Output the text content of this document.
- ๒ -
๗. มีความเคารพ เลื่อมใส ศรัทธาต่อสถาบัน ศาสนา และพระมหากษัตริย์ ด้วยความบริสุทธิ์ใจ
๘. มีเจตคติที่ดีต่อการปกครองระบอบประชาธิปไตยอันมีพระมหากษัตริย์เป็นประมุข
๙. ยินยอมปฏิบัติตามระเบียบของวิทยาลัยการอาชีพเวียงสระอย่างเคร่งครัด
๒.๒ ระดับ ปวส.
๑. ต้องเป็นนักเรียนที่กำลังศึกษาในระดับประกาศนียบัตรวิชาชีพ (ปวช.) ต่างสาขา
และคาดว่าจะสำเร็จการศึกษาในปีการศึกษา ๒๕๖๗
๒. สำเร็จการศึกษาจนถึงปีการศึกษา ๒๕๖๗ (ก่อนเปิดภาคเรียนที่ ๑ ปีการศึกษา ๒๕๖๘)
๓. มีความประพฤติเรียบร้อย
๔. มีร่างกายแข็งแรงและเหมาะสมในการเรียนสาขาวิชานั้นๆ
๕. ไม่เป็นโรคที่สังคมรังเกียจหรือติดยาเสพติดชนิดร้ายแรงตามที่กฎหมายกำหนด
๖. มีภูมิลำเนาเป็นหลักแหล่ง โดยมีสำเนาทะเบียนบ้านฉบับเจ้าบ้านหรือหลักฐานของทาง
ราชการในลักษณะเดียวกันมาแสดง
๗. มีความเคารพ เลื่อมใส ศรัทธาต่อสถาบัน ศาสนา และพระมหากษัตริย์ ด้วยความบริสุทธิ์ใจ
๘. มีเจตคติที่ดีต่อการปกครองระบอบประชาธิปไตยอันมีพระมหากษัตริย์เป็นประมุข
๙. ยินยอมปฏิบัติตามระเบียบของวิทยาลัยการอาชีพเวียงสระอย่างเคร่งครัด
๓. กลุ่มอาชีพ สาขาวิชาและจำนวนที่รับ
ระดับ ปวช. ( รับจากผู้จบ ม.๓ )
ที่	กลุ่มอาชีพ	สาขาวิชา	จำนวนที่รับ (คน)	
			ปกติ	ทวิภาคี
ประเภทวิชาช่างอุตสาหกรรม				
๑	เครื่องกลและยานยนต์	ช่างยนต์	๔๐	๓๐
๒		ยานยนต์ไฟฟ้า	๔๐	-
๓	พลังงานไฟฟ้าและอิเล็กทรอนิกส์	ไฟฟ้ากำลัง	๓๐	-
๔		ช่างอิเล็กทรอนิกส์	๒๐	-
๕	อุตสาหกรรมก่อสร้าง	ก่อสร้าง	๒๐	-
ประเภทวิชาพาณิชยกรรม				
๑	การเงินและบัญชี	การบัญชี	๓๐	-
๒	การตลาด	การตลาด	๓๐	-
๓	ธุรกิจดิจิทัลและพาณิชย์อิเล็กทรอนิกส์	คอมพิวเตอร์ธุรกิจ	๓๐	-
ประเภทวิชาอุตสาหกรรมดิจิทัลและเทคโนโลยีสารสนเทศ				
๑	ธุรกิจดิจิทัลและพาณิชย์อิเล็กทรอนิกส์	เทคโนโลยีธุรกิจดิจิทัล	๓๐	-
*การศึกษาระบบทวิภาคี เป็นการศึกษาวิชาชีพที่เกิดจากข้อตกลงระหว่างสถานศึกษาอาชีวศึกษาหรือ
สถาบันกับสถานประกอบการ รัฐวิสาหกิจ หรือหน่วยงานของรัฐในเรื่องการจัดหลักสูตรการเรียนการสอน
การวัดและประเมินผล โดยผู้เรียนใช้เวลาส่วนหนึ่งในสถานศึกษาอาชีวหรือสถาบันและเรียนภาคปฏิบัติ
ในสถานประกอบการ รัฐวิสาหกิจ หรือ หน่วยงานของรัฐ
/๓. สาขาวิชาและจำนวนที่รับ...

· · · · ·

What is required: Across the records above, count the lines holding "กษาอาช" and reply with that number alone.

Response to this task: 2